### Text block
** BEGIN **
WARNING: SPOILERS EXIST HERIN!
First of all an apology for getting this blog up late. Presidents’ day and some family stuff prevented it coming on-line on time.
Tonight’s episode was written by Rob Fresco and was directed by Sergio Mimica-Gezzan. Mr. Fresco has been on the HEROES staff all year. This is his second episode. His first was VILLAINS. Rob Fresco's credits This is Sergio’s second full episode for us. He also directed this season’s ONE OF US, ONE OF THEM, as well as what was to be last season’s episode 12, which was begun but never completed and never aired due to the writer’s strike. Sergio Mimica-Gezzan's credits
This marks the third installment in the FUGITIVES arc. As we began prep with Sergio, we familiarized him with some of the stylistic additions we’ve emphasized since episode 14. We are using much more of the handheld, voyeuristic camera style. This is not the style of every storyline, but I pointed out to him, it seemed logical that it follows anything to do with the story of The Hunters and the eponymous BUILDING 26. We also talked at length about the ongoing emotional status of our characters and how, in this volume, the pressure is always on our characters. The emotions are always on simmer and occasionally go to boil!
** END **
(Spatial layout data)
** BEGIN **
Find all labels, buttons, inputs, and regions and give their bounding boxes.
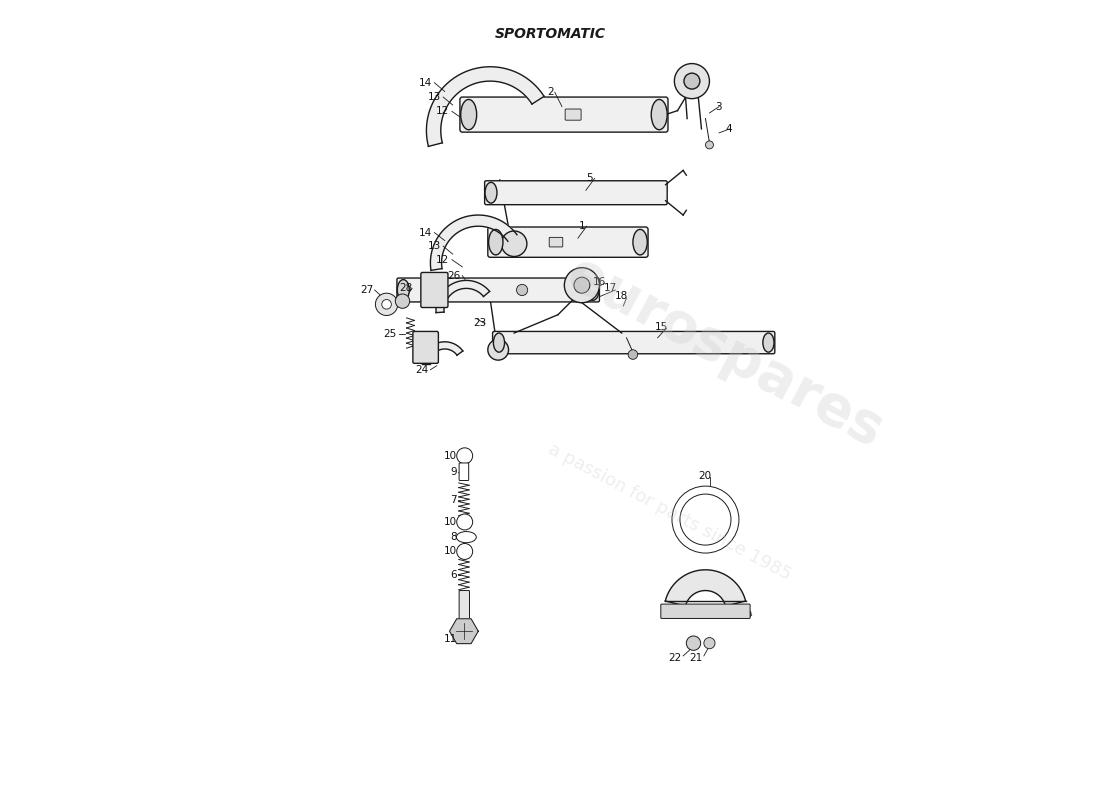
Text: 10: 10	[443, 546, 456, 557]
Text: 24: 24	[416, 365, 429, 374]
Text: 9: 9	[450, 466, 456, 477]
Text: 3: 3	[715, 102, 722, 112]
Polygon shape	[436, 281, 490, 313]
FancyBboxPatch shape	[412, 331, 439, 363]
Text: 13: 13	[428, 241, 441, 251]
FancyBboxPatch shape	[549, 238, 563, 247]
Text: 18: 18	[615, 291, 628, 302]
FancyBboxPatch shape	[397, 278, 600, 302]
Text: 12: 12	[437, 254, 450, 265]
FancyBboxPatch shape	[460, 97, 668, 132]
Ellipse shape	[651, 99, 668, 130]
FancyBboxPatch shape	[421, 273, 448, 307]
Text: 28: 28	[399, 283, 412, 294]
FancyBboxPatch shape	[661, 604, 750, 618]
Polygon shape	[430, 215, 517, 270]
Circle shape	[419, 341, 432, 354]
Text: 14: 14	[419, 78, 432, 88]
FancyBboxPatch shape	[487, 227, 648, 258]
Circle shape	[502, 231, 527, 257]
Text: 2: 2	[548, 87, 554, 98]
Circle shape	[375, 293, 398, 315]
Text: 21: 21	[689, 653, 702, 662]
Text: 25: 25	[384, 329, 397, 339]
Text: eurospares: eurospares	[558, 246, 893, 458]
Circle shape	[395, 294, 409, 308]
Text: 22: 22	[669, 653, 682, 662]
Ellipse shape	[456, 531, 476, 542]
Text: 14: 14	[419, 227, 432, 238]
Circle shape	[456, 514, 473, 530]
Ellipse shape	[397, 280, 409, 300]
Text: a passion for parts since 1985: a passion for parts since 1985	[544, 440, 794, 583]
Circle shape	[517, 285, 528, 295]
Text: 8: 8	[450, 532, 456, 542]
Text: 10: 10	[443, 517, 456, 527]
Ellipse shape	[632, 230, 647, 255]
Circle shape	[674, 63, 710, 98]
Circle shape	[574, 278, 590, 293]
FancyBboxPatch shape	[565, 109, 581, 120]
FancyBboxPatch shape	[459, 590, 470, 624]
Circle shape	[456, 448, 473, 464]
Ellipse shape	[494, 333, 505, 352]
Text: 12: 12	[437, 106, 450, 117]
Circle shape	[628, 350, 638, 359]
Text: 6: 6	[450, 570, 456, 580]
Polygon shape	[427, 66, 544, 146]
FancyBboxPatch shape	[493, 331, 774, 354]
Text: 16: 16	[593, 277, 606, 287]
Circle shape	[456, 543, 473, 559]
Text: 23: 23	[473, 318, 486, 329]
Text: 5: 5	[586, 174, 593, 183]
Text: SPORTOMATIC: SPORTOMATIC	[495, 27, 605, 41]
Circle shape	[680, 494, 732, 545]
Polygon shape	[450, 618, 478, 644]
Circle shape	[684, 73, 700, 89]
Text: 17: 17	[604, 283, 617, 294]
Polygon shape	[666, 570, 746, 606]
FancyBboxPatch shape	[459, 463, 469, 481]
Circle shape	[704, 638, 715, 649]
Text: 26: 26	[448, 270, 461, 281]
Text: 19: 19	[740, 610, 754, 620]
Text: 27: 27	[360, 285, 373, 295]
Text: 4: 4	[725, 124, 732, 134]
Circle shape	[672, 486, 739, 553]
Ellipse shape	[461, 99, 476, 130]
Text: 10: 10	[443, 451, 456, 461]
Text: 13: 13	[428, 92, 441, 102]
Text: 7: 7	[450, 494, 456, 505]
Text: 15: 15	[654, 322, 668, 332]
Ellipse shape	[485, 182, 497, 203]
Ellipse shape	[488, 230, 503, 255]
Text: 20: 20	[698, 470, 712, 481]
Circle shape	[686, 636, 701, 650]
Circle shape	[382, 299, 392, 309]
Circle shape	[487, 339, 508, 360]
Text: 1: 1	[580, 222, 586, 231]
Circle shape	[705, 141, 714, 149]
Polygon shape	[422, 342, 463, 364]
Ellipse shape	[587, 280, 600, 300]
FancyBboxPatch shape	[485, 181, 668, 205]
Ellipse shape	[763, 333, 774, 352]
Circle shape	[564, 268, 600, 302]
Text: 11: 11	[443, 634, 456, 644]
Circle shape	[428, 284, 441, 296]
** END **
### Task goal
Continue the blog post about the HEROES episode, picking up after its final sentence.

### Answer
I think Sergio melded into this style quite well. He was quite familiar with it, having done BATTLESTAR GALACTICA and other feature work with similar looks. The most complex scene he had, and also the most discussed, was the shootout at the diner. We found a little place in San Fernando. It had a naturally interesting layout that afforded numerous advantageous camera angles. In the story, from the time that the Hunters enter and shoot the place up, to the time Sylar escapes, Sergio was only allotted about 8 hours to film the whole thing. These 8 hours were spread out over two days because we were also filming at the time of year when there’s very little daylight and, on both days we were there, when it got dark we had to move to another location (like the inside of the Hunters van.) I think this sequence is a nice compact action scene. Sergio also brought a new color to the sandbox (to mix metaphors) by using a 90-degree shutter on the cameras in the scene after Sylar shatters through the windows and he and Luke run to the car. This technique gives a crisp – non-blurry – look to every frame. I figure he borrowed the idea from when he was an assistant director in SAVING PRIVATE RYAN.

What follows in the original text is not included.